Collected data
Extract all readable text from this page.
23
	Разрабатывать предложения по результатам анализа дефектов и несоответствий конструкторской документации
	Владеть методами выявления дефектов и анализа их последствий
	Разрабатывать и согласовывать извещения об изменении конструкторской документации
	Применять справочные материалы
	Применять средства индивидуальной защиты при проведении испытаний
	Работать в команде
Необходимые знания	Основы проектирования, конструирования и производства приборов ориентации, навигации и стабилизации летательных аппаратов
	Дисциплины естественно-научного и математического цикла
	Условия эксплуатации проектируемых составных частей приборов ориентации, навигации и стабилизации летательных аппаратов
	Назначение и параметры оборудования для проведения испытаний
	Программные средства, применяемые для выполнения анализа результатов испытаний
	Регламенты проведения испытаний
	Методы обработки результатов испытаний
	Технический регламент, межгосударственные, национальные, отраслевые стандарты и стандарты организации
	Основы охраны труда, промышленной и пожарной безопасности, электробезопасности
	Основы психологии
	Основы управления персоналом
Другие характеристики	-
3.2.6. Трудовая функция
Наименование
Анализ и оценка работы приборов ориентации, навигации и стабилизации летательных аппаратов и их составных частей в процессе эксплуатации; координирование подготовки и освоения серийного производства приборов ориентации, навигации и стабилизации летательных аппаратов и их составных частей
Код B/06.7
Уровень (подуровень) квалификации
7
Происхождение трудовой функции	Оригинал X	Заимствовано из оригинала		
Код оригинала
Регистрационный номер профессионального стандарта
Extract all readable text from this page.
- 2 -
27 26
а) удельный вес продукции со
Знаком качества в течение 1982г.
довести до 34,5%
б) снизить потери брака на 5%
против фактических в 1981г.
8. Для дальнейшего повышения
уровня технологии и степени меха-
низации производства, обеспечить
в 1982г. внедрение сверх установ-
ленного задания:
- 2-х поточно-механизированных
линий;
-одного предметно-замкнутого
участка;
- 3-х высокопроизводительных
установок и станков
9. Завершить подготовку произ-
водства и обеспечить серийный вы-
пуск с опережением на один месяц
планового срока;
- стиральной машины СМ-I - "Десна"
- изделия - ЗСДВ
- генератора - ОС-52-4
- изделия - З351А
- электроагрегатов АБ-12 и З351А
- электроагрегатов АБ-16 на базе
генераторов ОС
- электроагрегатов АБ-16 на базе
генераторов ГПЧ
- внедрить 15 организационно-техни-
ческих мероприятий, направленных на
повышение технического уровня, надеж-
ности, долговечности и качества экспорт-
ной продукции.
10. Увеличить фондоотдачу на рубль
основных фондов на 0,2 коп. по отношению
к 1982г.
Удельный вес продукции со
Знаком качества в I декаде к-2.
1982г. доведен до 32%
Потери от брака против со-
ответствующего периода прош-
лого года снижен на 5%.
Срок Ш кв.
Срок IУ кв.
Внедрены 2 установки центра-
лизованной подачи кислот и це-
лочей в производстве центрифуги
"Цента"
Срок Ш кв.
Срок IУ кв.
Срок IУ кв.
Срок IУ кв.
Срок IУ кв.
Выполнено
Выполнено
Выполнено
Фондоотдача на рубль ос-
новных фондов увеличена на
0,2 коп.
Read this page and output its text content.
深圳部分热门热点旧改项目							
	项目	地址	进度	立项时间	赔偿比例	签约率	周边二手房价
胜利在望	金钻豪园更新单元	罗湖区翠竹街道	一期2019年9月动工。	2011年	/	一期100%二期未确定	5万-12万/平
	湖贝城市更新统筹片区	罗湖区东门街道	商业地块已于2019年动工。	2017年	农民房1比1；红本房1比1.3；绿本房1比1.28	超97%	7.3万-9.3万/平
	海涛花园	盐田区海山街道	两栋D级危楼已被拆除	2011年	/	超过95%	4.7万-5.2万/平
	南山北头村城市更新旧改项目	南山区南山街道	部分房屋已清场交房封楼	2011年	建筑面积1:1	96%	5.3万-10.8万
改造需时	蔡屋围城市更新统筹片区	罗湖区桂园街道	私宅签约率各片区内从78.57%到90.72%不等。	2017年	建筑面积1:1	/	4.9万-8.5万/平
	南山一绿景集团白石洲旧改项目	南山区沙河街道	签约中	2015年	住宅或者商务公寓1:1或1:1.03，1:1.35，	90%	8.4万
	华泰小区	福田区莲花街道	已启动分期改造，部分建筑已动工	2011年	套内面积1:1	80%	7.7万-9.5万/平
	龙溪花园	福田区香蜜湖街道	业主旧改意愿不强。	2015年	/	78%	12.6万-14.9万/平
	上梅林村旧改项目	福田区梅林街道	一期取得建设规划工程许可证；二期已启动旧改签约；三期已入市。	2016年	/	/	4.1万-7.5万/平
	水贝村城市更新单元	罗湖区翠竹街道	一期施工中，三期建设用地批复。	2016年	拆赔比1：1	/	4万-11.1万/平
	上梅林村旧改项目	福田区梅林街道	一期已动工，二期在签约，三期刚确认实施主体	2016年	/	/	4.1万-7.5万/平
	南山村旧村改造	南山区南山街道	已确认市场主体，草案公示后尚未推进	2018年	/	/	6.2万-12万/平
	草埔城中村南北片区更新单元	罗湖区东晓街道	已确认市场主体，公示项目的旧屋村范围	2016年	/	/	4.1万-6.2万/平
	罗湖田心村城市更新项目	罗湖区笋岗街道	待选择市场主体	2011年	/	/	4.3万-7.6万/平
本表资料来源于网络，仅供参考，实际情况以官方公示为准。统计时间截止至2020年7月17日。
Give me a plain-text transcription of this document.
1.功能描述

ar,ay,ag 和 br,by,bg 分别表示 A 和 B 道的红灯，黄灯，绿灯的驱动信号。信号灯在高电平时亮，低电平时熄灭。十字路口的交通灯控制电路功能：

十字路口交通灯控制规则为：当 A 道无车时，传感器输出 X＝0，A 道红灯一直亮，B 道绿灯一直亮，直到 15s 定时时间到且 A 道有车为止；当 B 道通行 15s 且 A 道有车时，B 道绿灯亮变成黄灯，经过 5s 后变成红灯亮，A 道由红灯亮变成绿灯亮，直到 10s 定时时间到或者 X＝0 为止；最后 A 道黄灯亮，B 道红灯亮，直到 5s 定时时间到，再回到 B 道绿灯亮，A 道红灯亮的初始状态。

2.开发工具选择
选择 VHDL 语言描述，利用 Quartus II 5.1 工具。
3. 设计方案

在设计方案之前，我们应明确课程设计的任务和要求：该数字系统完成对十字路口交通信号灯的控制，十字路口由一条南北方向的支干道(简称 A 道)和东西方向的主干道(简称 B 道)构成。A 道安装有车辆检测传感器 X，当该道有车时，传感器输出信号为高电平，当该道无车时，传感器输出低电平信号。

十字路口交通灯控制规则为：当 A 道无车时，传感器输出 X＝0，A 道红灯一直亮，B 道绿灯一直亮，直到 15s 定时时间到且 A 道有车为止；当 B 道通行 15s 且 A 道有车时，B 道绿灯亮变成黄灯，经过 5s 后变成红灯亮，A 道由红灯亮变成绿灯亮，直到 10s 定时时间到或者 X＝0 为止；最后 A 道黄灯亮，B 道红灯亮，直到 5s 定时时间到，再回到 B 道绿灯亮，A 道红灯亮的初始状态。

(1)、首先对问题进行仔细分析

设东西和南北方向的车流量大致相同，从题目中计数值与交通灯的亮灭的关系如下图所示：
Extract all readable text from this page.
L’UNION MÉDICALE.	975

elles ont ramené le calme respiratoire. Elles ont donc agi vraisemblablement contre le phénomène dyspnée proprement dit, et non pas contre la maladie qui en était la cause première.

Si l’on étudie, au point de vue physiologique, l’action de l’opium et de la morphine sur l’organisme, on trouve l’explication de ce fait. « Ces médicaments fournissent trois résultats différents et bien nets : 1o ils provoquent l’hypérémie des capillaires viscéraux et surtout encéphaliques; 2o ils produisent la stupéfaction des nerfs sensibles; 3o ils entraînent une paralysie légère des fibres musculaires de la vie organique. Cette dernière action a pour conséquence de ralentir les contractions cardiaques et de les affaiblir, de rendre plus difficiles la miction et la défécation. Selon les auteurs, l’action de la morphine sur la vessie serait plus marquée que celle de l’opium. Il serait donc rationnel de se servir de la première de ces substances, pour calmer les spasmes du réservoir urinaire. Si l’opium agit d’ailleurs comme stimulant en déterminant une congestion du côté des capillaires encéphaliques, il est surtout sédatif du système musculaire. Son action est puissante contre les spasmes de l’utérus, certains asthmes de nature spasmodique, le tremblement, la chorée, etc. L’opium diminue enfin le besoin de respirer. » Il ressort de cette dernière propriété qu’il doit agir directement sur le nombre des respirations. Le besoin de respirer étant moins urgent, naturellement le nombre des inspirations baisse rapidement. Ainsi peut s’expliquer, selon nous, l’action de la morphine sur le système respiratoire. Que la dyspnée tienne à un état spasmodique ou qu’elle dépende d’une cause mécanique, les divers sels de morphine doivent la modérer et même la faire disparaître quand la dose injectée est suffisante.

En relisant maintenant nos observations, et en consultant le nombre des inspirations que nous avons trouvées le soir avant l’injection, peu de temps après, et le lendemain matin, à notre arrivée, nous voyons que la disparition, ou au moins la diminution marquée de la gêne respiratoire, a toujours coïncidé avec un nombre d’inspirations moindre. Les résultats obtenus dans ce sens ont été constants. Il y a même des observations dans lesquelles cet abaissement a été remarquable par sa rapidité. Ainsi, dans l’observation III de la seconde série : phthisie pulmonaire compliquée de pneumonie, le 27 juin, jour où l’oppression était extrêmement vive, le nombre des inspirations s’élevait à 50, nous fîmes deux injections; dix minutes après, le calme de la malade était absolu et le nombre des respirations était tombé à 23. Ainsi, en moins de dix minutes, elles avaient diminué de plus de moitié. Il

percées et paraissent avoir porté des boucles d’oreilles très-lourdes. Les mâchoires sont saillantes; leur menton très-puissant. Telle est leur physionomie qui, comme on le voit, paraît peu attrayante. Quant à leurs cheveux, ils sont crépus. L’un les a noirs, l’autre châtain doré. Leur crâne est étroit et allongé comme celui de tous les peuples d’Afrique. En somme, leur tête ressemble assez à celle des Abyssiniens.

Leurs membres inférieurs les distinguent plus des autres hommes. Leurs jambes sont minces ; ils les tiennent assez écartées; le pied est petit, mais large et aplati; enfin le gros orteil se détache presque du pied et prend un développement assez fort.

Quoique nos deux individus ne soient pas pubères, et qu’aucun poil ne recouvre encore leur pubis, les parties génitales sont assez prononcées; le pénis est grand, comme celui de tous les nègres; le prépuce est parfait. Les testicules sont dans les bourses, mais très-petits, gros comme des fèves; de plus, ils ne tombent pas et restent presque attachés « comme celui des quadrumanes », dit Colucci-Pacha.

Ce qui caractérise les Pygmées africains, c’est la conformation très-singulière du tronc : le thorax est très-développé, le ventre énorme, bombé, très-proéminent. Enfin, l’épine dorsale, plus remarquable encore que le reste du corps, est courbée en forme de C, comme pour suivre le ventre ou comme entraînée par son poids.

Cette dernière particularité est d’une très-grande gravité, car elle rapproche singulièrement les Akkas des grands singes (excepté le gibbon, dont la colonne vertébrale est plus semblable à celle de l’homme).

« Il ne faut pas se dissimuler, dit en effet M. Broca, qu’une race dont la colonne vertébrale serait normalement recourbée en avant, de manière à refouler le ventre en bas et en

- **Directive**:
Search the records for the string "上梅林村旧改项目" and return every line in which it occurs.

- **The reply**:
	上梅林村旧改项目	福田区梅林街道	一期取得建设规划工程许可证；二期已启动旧改签约；三期已入市。	2016年	/	/	4.1万-7.5万/平
	上梅林村旧改项目	福田区梅林街道	一期已动工，二期在签约，三期刚确认实施主体	2016年	/	/	4.1万-7.5万/平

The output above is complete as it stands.